Problem description: Filter the entries and keep only the lines where the string "论十大关系" appears.

········

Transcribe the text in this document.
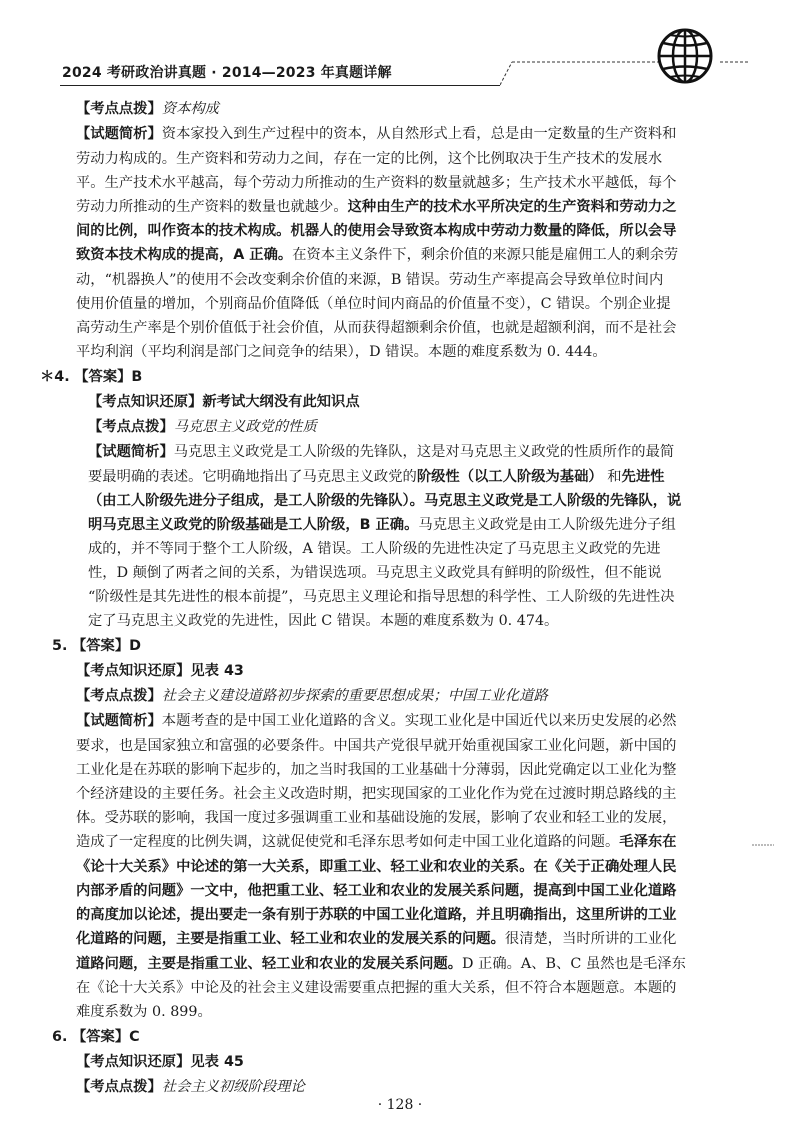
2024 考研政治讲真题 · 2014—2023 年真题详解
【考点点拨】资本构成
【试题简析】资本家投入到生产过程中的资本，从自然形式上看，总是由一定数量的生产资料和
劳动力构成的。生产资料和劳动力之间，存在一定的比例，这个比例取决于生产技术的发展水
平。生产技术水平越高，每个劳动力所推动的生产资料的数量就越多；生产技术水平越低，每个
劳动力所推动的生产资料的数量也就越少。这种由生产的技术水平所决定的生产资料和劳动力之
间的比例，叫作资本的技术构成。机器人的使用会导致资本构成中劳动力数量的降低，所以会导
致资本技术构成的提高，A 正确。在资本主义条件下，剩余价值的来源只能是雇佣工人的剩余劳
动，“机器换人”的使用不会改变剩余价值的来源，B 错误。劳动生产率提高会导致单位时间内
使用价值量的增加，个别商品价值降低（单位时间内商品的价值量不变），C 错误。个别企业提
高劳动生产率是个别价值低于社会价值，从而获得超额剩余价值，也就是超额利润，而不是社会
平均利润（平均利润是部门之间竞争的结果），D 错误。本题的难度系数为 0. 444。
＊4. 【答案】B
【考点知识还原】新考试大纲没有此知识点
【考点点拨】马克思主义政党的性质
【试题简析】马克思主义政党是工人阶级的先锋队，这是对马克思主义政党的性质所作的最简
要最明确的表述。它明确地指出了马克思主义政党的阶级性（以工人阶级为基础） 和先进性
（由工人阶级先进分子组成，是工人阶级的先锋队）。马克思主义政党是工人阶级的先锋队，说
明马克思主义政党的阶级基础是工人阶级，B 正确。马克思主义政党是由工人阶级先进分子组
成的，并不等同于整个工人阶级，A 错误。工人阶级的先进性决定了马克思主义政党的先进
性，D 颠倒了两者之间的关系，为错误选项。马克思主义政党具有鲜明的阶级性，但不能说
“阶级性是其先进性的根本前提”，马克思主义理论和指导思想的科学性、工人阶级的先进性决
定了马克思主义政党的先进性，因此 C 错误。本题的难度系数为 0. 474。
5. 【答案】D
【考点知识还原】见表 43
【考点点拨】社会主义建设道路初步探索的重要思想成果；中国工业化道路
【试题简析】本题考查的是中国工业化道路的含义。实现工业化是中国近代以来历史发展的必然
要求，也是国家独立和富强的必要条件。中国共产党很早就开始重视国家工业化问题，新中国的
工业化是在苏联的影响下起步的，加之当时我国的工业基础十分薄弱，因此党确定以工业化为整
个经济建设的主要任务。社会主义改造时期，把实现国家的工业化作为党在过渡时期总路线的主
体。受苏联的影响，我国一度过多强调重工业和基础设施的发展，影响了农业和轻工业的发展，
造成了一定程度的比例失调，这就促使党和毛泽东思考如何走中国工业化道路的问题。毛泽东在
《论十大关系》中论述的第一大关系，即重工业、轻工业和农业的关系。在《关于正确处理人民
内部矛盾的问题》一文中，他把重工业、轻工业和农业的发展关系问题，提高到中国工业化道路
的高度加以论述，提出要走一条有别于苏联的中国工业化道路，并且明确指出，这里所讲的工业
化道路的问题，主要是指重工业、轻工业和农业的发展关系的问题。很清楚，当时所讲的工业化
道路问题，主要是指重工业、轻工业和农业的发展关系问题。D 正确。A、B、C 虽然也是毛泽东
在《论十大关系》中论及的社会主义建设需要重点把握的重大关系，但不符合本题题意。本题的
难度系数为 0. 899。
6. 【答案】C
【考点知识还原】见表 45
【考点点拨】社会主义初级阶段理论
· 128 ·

········

Solution to this problem:
《论十大关系》中论述的第一大关系，即重工业、轻工业和农业的关系。在《关于正确处理人民
在《论十大关系》中论及的社会主义建设需要重点把握的重大关系，但不符合本题题意。本题的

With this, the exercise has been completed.